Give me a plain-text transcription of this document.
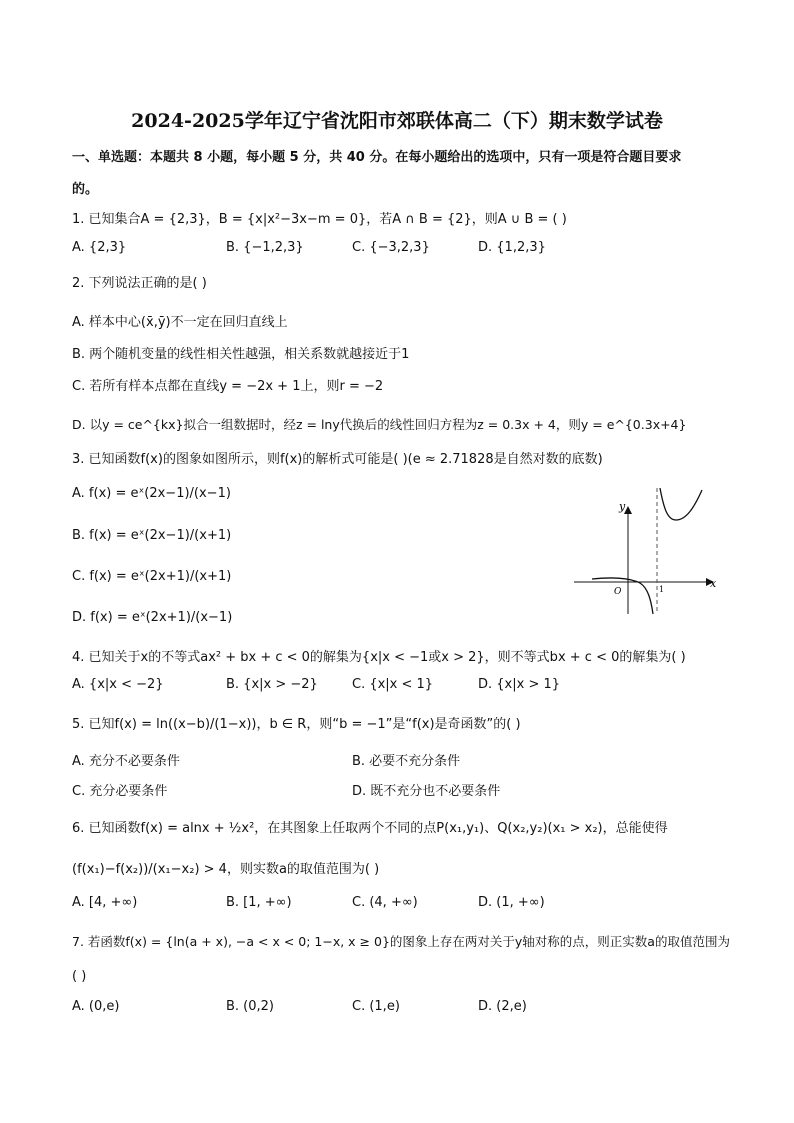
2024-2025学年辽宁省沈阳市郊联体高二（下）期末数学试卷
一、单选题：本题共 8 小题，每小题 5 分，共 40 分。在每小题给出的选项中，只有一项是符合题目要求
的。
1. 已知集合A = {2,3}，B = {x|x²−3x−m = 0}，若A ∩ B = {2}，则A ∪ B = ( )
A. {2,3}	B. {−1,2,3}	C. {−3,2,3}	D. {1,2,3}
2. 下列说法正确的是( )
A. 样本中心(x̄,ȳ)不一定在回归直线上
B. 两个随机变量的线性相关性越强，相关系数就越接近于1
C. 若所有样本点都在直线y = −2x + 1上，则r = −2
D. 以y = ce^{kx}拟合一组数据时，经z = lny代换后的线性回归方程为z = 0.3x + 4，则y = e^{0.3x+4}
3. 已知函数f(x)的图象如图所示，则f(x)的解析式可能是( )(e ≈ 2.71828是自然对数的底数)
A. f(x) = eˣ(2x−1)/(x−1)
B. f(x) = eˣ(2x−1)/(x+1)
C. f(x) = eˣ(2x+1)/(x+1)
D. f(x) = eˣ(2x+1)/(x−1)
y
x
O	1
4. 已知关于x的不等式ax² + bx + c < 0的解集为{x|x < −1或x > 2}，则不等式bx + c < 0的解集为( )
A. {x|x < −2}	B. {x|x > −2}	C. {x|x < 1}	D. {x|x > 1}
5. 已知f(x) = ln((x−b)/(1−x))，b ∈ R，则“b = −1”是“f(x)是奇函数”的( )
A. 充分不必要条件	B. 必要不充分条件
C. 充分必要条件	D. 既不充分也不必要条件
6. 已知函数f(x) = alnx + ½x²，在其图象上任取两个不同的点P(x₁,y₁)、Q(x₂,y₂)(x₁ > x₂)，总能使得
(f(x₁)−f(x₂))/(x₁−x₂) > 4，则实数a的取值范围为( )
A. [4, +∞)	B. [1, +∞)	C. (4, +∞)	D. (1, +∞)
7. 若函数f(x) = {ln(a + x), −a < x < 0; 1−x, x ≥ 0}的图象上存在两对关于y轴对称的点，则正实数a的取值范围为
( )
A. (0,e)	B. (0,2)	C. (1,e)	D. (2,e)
==
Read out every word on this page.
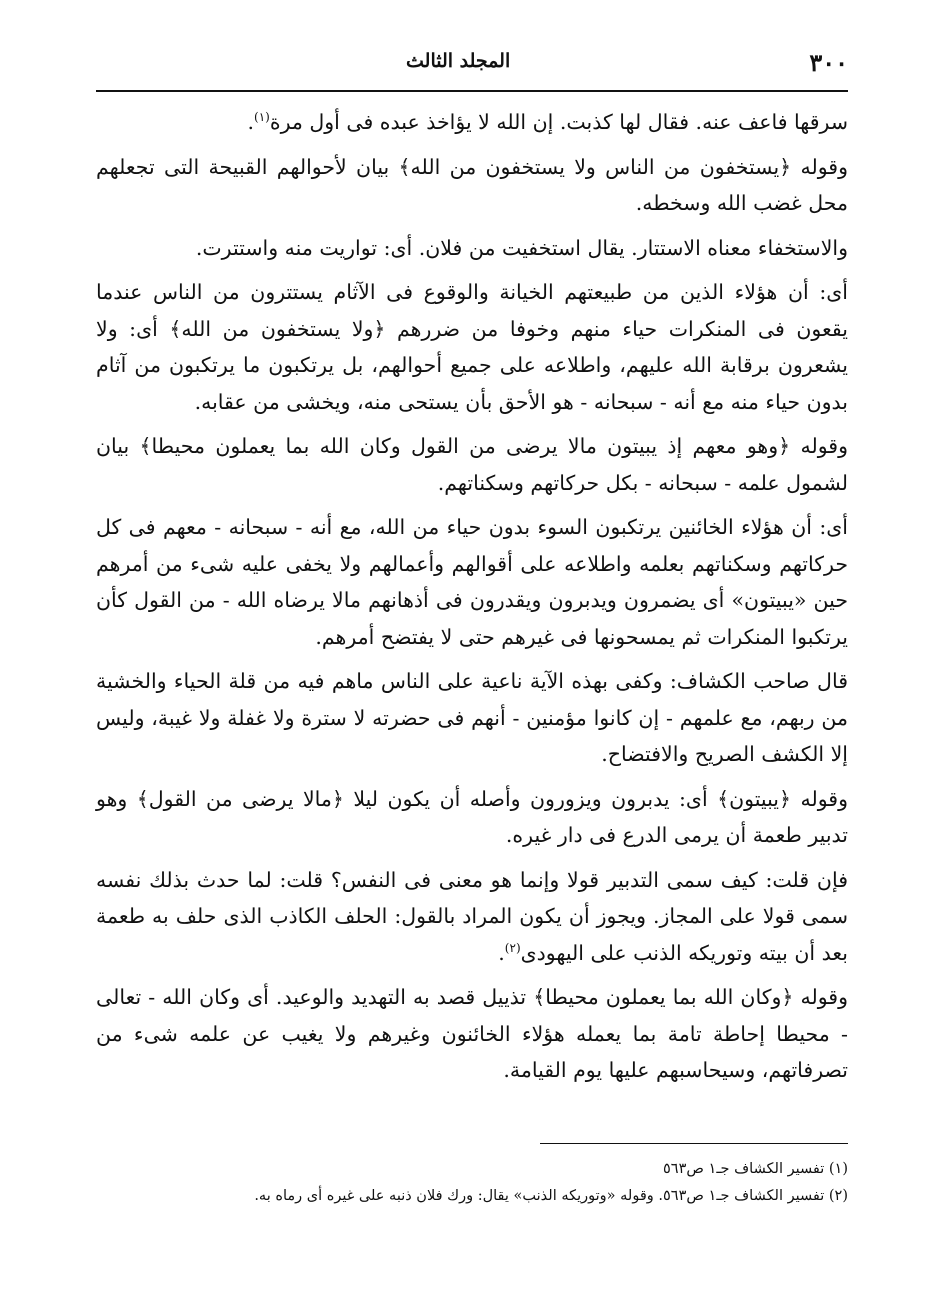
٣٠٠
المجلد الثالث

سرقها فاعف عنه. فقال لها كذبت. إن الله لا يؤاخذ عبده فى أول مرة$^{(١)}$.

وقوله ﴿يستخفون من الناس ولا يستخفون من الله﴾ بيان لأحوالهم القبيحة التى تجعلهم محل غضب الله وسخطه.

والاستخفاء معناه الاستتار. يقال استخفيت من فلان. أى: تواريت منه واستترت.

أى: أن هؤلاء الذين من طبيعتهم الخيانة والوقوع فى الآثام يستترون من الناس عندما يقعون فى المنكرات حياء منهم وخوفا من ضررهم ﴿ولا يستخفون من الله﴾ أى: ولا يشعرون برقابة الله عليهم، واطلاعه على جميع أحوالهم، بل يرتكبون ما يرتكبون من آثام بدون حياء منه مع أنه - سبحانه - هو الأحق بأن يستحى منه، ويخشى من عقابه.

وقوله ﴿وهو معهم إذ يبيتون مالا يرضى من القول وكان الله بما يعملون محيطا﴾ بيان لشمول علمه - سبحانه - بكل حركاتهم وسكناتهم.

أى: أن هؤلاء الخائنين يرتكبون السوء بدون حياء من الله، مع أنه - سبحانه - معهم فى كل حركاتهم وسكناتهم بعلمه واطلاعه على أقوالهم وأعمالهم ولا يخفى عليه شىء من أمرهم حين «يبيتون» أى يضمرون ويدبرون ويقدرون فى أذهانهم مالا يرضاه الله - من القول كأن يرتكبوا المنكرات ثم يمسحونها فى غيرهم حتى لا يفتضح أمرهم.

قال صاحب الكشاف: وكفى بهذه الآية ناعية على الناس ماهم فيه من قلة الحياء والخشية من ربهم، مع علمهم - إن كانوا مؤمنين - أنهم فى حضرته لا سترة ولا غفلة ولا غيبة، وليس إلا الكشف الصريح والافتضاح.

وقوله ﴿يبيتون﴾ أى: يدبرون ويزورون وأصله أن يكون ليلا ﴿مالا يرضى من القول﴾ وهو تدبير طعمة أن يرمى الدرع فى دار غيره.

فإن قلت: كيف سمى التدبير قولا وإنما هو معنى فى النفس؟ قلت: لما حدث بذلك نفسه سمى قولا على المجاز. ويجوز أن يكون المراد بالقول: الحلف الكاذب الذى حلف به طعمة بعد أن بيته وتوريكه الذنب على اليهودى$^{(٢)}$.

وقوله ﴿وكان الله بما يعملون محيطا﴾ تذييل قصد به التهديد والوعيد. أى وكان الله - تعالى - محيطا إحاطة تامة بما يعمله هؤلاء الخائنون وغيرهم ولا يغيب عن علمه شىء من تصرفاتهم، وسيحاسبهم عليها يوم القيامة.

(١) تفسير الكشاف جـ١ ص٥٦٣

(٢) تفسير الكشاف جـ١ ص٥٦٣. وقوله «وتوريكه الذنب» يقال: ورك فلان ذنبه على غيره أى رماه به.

▶ Exercise requirements:
From the data above, count the lines where "مالا" occurs and give that figure and nothing else.

▶ Exercise answer:
3